>> BEGIN ENTRIES PROVIDED
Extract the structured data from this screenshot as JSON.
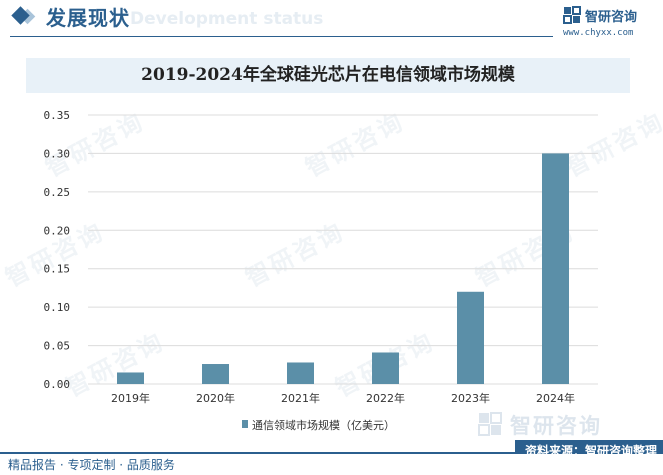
{
  "header": {
    "title": "发展现状",
    "subtitle": "Development status"
  },
  "brand": {
    "name": "智研咨询",
    "url": "www.chyxx.com"
  },
  "watermark": {
    "text": "智研咨询"
  },
  "chart_data": {
    "type": "bar",
    "title": "2019-2024年全球硅光芯片在电信领域市场规模",
    "categories": [
      "2019年",
      "2020年",
      "2021年",
      "2022年",
      "2023年",
      "2024年"
    ],
    "series": [
      {
        "name": "通信领域市场规模（亿美元）",
        "values": [
          0.015,
          0.026,
          0.028,
          0.041,
          0.12,
          0.3
        ]
      }
    ],
    "ylim": [
      0,
      0.35
    ],
    "yticks": [
      "0.00",
      "0.05",
      "0.10",
      "0.15",
      "0.20",
      "0.25",
      "0.30",
      "0.35"
    ],
    "grid": true,
    "legend": "bottom",
    "bar_color": "#5b8fa8",
    "grid_color": "#dcdcdc"
  },
  "footer": {
    "left": "精品报告 · 专项定制 · 品质服务",
    "source": "资料来源：智研咨询整理"
  },
  "colors": {
    "brand": "#2b5f8e",
    "title_band": "#e8f1f8"
  }
}
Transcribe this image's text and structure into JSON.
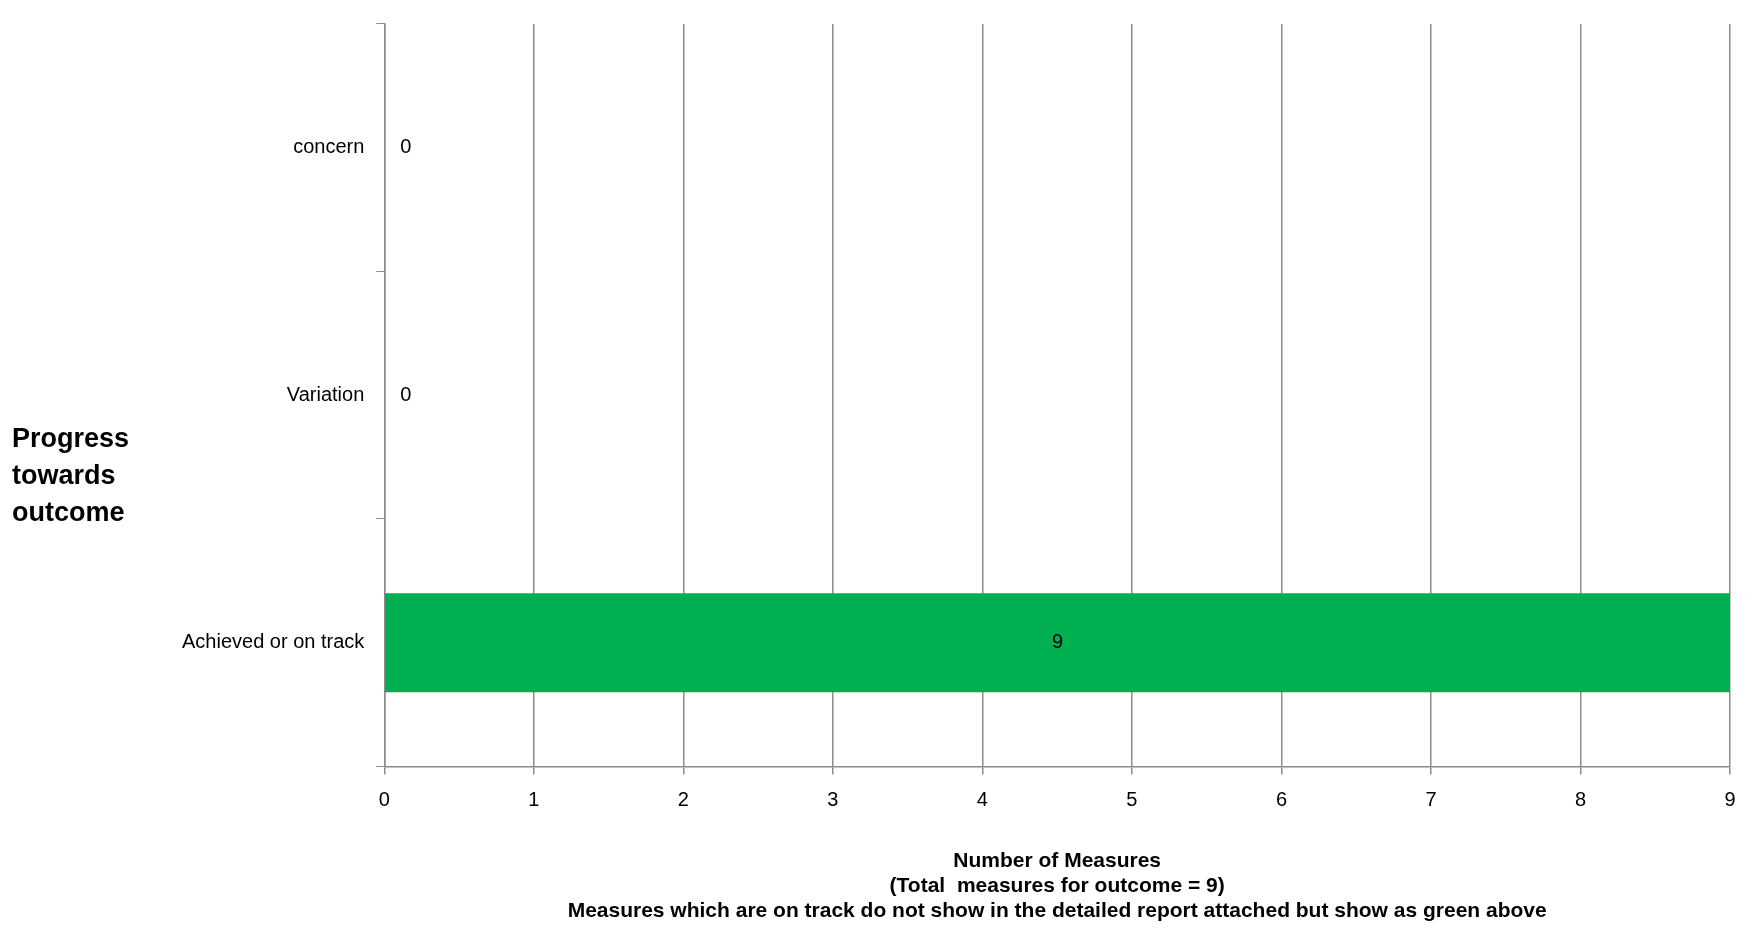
>> END ENTRIES PROVIDED
◆ STATED TASK: Of all the lines in the material above, how many contain the word "text"? Give only the count.

◆ EXERCISE ANSWER: 2